Which lines below hold the word "Valutazione"? Copy all of them.

:: Data for this exercise ::
※

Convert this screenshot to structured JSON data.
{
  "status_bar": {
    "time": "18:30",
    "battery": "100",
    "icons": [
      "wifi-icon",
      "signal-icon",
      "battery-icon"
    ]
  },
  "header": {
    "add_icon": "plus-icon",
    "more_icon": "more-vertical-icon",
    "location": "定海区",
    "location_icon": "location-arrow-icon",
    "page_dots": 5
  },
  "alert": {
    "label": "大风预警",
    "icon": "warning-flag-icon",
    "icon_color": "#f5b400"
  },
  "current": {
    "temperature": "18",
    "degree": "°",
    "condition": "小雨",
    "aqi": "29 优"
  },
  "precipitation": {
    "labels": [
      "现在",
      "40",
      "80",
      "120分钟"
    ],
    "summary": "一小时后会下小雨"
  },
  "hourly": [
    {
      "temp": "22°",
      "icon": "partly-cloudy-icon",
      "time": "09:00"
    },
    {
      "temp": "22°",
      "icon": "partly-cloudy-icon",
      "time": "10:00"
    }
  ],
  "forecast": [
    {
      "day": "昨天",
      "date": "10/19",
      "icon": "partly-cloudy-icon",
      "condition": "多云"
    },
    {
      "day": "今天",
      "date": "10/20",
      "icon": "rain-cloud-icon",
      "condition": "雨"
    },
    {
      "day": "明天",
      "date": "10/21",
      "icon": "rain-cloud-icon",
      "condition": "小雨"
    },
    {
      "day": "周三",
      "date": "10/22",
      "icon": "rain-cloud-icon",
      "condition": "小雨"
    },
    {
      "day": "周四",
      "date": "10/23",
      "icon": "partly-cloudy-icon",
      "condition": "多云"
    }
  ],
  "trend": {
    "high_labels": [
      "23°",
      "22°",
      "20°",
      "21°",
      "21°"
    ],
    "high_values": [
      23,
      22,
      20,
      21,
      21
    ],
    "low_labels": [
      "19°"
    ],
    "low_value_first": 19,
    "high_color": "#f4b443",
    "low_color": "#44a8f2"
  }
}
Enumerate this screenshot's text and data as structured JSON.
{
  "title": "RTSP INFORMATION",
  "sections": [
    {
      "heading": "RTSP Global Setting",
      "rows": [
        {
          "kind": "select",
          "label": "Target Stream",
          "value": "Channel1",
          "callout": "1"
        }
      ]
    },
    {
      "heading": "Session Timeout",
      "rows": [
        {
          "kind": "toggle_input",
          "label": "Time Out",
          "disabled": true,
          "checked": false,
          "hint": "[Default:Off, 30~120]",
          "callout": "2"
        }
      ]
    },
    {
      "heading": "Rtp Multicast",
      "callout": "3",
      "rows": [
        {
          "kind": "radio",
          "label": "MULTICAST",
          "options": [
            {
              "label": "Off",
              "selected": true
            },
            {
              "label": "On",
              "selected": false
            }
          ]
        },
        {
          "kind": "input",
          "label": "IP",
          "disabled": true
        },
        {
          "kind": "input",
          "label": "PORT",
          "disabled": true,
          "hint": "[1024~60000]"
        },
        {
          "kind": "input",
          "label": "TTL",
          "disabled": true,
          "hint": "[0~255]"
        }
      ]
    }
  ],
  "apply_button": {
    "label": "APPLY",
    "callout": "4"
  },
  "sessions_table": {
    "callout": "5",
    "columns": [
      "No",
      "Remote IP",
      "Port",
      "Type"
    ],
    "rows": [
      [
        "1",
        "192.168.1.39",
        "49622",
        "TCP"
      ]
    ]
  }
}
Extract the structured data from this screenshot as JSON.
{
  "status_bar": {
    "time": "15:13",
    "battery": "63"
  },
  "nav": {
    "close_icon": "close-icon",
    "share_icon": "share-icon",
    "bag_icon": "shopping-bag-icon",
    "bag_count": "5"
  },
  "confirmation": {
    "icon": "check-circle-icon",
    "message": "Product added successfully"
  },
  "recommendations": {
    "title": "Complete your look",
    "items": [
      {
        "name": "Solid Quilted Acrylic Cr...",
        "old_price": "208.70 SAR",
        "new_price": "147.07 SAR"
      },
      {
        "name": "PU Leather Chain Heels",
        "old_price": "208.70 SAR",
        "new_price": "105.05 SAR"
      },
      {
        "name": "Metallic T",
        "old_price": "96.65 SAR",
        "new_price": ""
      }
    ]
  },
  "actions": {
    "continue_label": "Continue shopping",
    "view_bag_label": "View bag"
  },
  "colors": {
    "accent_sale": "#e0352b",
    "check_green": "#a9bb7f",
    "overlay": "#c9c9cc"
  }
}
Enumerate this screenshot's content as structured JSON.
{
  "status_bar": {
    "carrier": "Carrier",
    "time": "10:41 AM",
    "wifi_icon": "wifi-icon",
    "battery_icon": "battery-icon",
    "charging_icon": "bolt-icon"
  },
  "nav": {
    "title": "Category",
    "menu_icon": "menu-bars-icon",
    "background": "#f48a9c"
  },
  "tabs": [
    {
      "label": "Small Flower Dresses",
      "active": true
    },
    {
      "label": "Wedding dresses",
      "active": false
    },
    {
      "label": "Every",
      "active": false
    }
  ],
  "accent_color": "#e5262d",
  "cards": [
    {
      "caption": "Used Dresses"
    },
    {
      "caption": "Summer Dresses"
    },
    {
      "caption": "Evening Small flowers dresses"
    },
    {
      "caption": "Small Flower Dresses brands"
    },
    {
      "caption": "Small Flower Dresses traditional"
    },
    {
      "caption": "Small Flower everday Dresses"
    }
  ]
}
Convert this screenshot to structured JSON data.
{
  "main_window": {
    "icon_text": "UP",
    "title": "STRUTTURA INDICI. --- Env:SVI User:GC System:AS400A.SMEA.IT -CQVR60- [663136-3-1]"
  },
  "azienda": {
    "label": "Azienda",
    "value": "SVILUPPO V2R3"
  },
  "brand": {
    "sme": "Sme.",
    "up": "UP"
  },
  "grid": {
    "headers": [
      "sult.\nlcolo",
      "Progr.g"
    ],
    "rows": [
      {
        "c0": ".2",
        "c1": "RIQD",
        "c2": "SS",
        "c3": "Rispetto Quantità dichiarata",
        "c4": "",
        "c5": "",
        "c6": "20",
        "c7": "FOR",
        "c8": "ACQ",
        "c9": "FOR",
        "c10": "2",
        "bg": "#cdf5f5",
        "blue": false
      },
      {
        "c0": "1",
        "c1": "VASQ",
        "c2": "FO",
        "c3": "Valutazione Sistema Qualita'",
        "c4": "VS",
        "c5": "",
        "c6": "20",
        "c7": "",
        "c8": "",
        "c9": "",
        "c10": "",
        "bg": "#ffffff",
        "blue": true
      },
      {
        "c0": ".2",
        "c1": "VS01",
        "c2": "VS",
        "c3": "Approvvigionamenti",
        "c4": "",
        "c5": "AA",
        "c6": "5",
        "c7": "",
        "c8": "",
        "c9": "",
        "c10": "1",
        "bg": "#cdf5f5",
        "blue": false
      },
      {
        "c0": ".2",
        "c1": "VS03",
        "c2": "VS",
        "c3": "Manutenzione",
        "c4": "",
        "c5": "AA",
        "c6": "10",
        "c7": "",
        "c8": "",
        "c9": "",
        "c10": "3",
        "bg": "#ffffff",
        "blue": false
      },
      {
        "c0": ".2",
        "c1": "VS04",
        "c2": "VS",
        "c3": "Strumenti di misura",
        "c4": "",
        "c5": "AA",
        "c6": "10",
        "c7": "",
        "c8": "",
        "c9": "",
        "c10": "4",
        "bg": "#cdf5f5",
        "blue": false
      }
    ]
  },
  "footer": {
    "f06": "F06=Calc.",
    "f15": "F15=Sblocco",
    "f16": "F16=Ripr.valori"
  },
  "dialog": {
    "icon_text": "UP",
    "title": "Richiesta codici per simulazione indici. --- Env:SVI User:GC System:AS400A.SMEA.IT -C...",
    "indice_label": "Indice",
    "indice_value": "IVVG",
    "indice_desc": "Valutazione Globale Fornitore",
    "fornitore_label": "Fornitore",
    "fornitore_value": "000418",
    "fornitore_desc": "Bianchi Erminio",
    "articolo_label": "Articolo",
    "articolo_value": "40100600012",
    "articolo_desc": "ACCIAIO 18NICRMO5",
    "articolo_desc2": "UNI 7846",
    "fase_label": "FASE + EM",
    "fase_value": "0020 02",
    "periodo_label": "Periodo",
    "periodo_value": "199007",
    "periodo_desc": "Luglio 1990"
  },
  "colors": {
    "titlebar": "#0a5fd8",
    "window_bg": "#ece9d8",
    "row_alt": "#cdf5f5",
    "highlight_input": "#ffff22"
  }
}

※

:: Exercise output ::
        "c3": "Valutazione Sistema Qualita'",
    "indice_desc": "Valutazione Globale Fornitore",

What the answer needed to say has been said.